(Collected data entries)
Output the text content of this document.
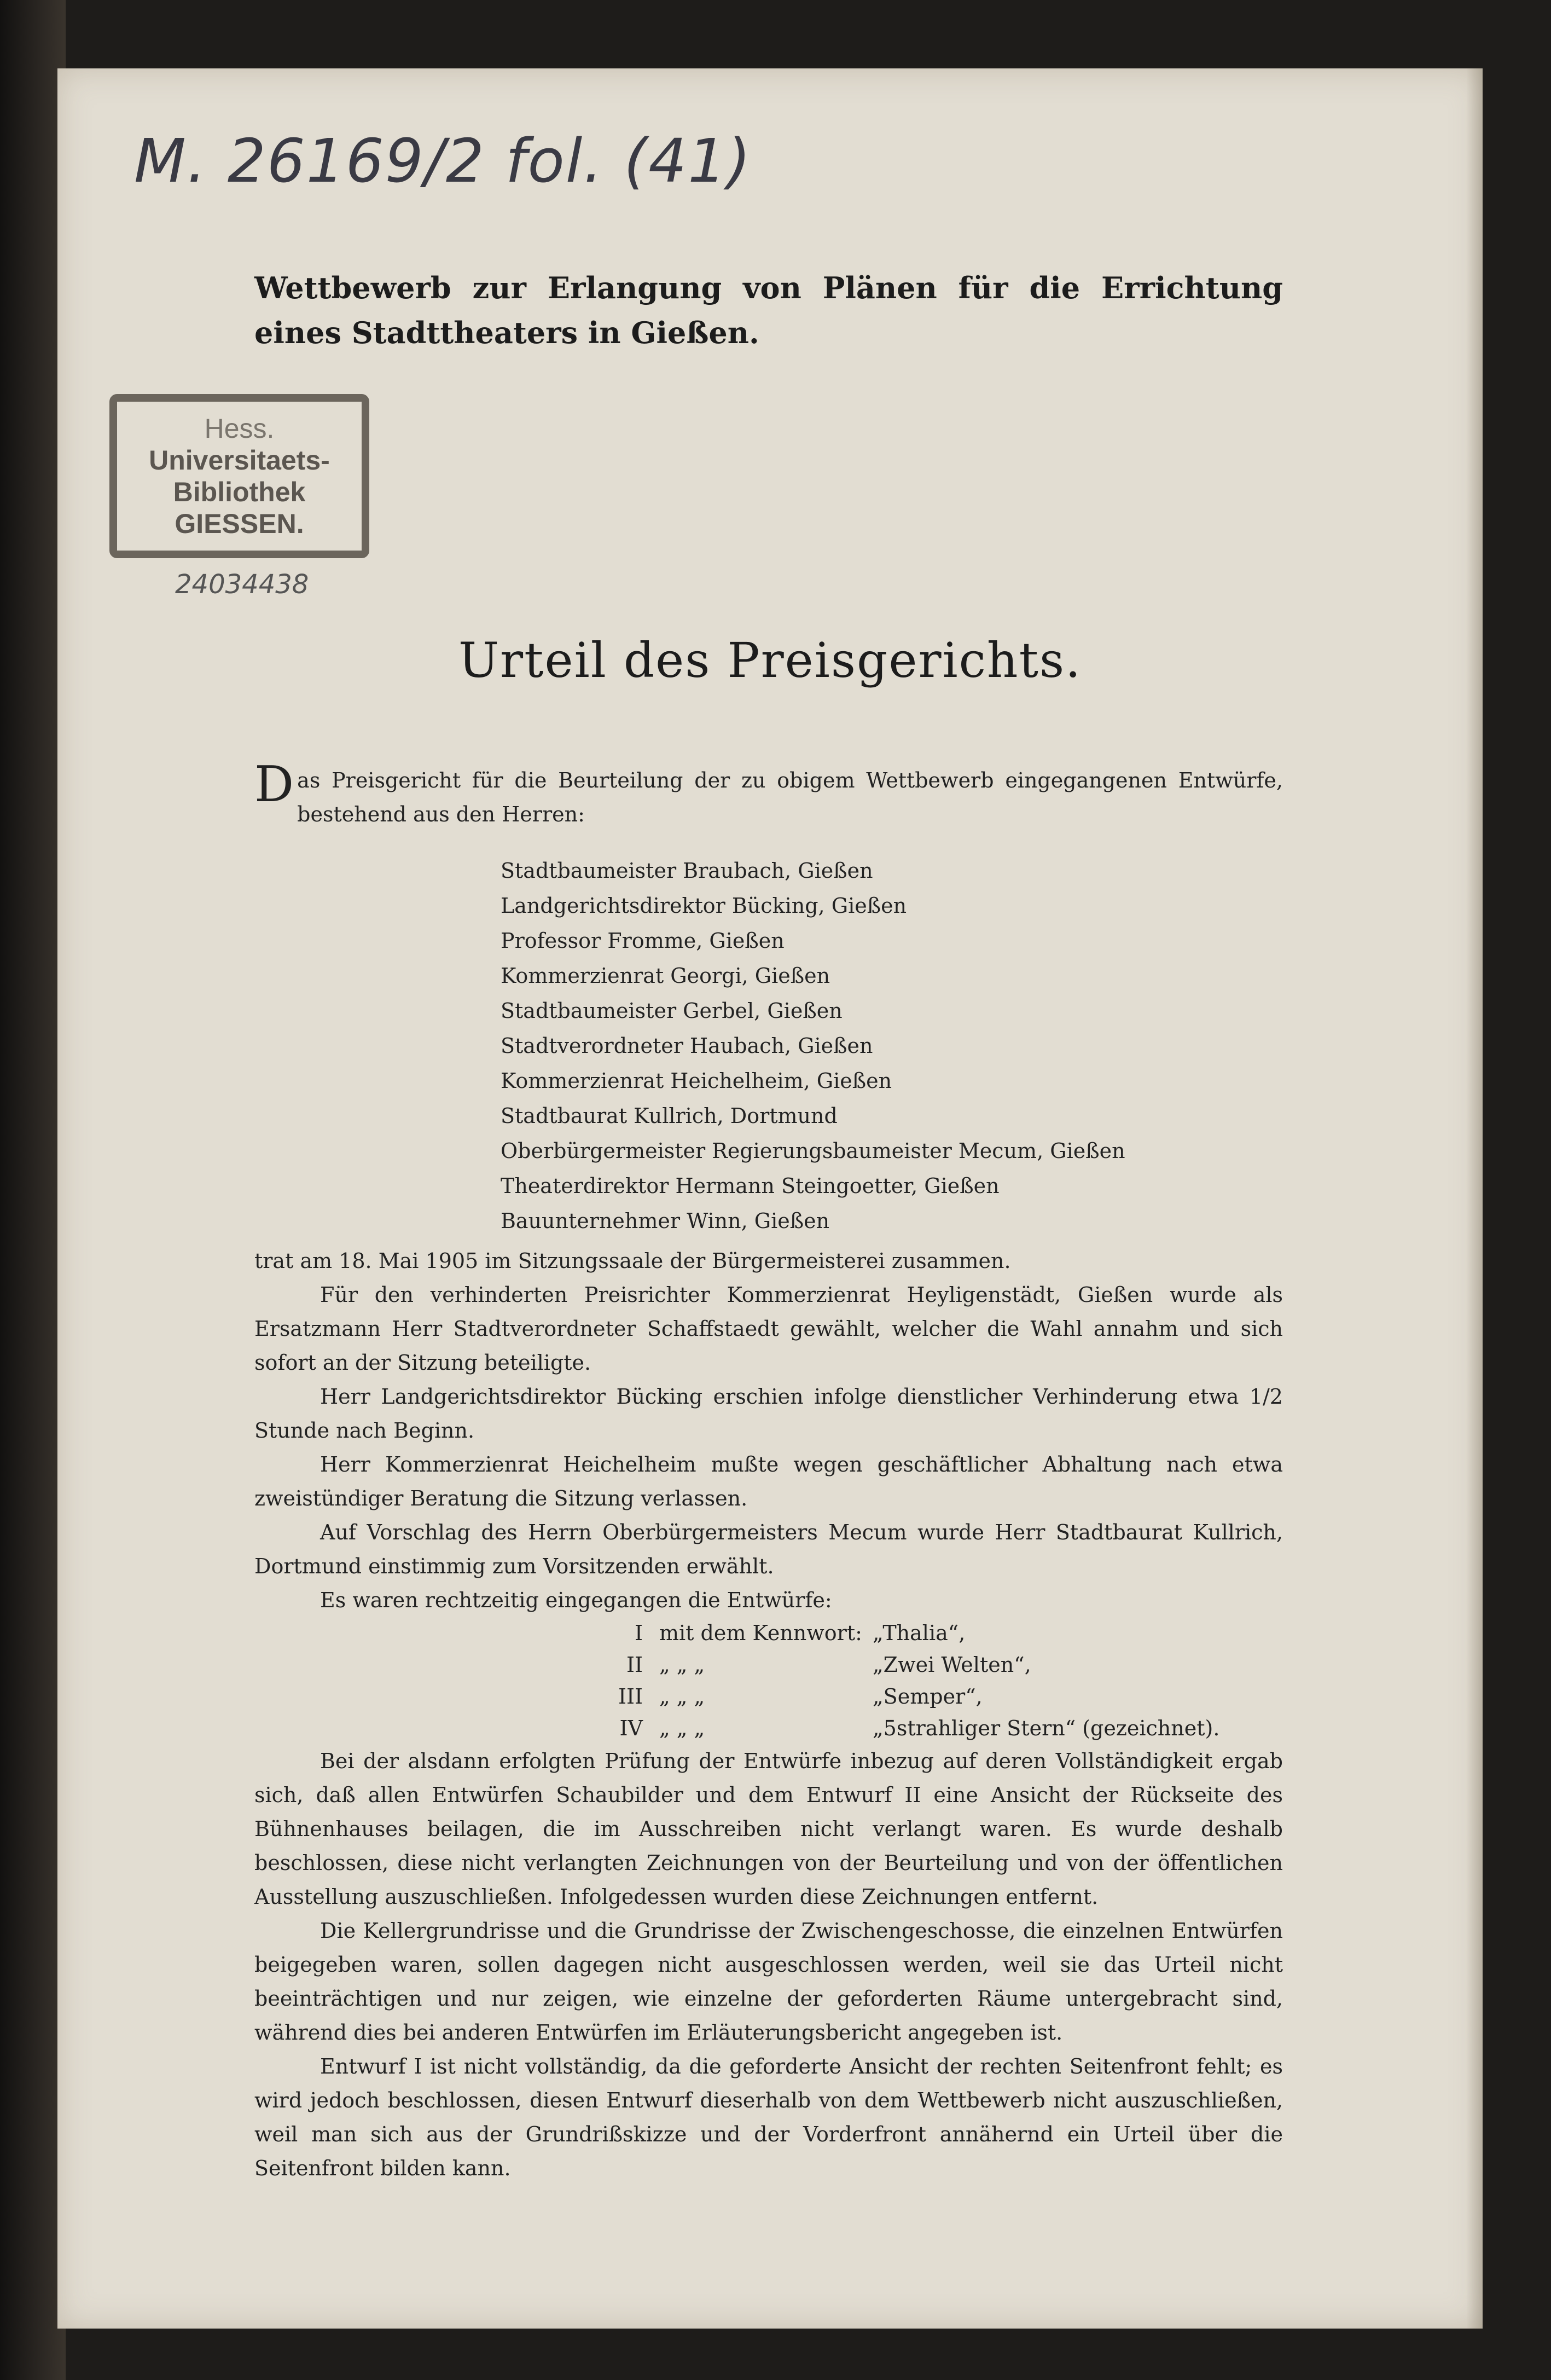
M. 26169/2 fol. (41)
Wettbewerb zur Erlangung von Plänen für die Errichtung eines Stadttheaters in Gießen.
Hess.
Universitaets-
Bibliothek
GIESSEN.
24034438
Urteil des Preisgerichts.

Das Preisgericht für die Beurteilung der zu obigem Wettbewerb eingegangenen Entwürfe, bestehend aus den Herren:

Stadtbaumeister Braubach, Gießen
Landgerichtsdirektor Bücking, Gießen
Professor Fromme, Gießen
Kommerzienrat Georgi, Gießen
Stadtbaumeister Gerbel, Gießen
Stadtverordneter Haubach, Gießen
Kommerzienrat Heichelheim, Gießen
Stadtbaurat Kullrich, Dortmund
Oberbürgermeister Regierungsbaumeister Mecum, Gießen
Theaterdirektor Hermann Steingoetter, Gießen
Bauunternehmer Winn, Gießen

trat am 18. Mai 1905 im Sitzungssaale der Bürgermeisterei zusammen.

Für den verhinderten Preisrichter Kommerzienrat Heyligenstädt, Gießen wurde als Ersatzmann Herr Stadtverordneter Schaffstaedt gewählt, welcher die Wahl annahm und sich sofort an der Sitzung beteiligte.

Herr Landgerichtsdirektor Bücking erschien infolge dienstlicher Verhinderung etwa 1/2 Stunde nach Beginn.

Herr Kommerzienrat Heichelheim mußte wegen geschäftlicher Abhaltung nach etwa zweistündiger Beratung die Sitzung verlassen.

Auf Vorschlag des Herrn Oberbürgermeisters Mecum wurde Herr Stadtbaurat Kullrich, Dortmund einstimmig zum Vorsitzenden erwählt.

Es waren rechtzeitig eingegangen die Entwürfe:

I mit dem Kennwort: „Thalia“,
II „ „ „	„Zwei Welten“,
III „ „ „	„Semper“,
IV „ „ „	„5strahliger Stern“ (gezeichnet).

Bei der alsdann erfolgten Prüfung der Entwürfe inbezug auf deren Vollständigkeit ergab sich, daß allen Entwürfen Schaubilder und dem Entwurf II eine Ansicht der Rückseite des Bühnenhauses beilagen, die im Ausschreiben nicht verlangt waren. Es wurde deshalb beschlossen, diese nicht verlangten Zeichnungen von der Beurteilung und von der öffentlichen Ausstellung auszuschließen. Infolgedessen wurden diese Zeichnungen entfernt.

Die Kellergrundrisse und die Grundrisse der Zwischengeschosse, die einzelnen Entwürfen beigegeben waren, sollen dagegen nicht ausgeschlossen werden, weil sie das Urteil nicht beeinträchtigen und nur zeigen, wie einzelne der geforderten Räume untergebracht sind, während dies bei anderen Entwürfen im Erläuterungsbericht angegeben ist.

Entwurf I ist nicht vollständig, da die geforderte Ansicht der rechten Seitenfront fehlt; es wird jedoch beschlossen, diesen Entwurf dieserhalb von dem Wettbewerb nicht auszuschließen, weil man sich aus der Grundrißskizze und der Vorderfront annähernd ein Urteil über die Seitenfront bilden kann.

> **DIRECTIVE**: Every line of the material is to be quoted exactly, with no pictures carried over.

> **SOLUTION TO THIS EXERCISE**:
Output the text content of this document.
M. 26169/2 fol. (41)
Wettbewerb zur Erlangung von Plänen für die Errichtung eines Stadttheaters in Gießen.
Hess.
Universitaets-
Bibliothek
GIESSEN.
24034438
Urteil des Preisgerichts.

Das Preisgericht für die Beurteilung der zu obigem Wettbewerb eingegangenen Entwürfe, bestehend aus den Herren:

Stadtbaumeister Braubach, Gießen
Landgerichtsdirektor Bücking, Gießen
Professor Fromme, Gießen
Kommerzienrat Georgi, Gießen
Stadtbaumeister Gerbel, Gießen
Stadtverordneter Haubach, Gießen
Kommerzienrat Heichelheim, Gießen
Stadtbaurat Kullrich, Dortmund
Oberbürgermeister Regierungsbaumeister Mecum, Gießen
Theaterdirektor Hermann Steingoetter, Gießen
Bauunternehmer Winn, Gießen

trat am 18. Mai 1905 im Sitzungssaale der Bürgermeisterei zusammen.

Für den verhinderten Preisrichter Kommerzienrat Heyligenstädt, Gießen wurde als Ersatzmann Herr Stadtverordneter Schaffstaedt gewählt, welcher die Wahl annahm und sich sofort an der Sitzung beteiligte.

Herr Landgerichtsdirektor Bücking erschien infolge dienstlicher Verhinderung etwa 1/2 Stunde nach Beginn.

Herr Kommerzienrat Heichelheim mußte wegen geschäftlicher Abhaltung nach etwa zweistündiger Beratung die Sitzung verlassen.

Auf Vorschlag des Herrn Oberbürgermeisters Mecum wurde Herr Stadtbaurat Kullrich, Dortmund einstimmig zum Vorsitzenden erwählt.

Es waren rechtzeitig eingegangen die Entwürfe:

I mit dem Kennwort: „Thalia“,
II „ „ „	„Zwei Welten“,
III „ „ „	„Semper“,
IV „ „ „	„5strahliger Stern“ (gezeichnet).

Bei der alsdann erfolgten Prüfung der Entwürfe inbezug auf deren Vollständigkeit ergab sich, daß allen Entwürfen Schaubilder und dem Entwurf II eine Ansicht der Rückseite des Bühnenhauses beilagen, die im Ausschreiben nicht verlangt waren. Es wurde deshalb beschlossen, diese nicht verlangten Zeichnungen von der Beurteilung und von der öffentlichen Ausstellung auszuschließen. Infolgedessen wurden diese Zeichnungen entfernt.

Die Kellergrundrisse und die Grundrisse der Zwischengeschosse, die einzelnen Entwürfen beigegeben waren, sollen dagegen nicht ausgeschlossen werden, weil sie das Urteil nicht beeinträchtigen und nur zeigen, wie einzelne der geforderten Räume untergebracht sind, während dies bei anderen Entwürfen im Erläuterungsbericht angegeben ist.

Entwurf I ist nicht vollständig, da die geforderte Ansicht der rechten Seitenfront fehlt; es wird jedoch beschlossen, diesen Entwurf dieserhalb von dem Wettbewerb nicht auszuschließen, weil man sich aus der Grundrißskizze und der Vorderfront annähernd ein Urteil über die Seitenfront bilden kann.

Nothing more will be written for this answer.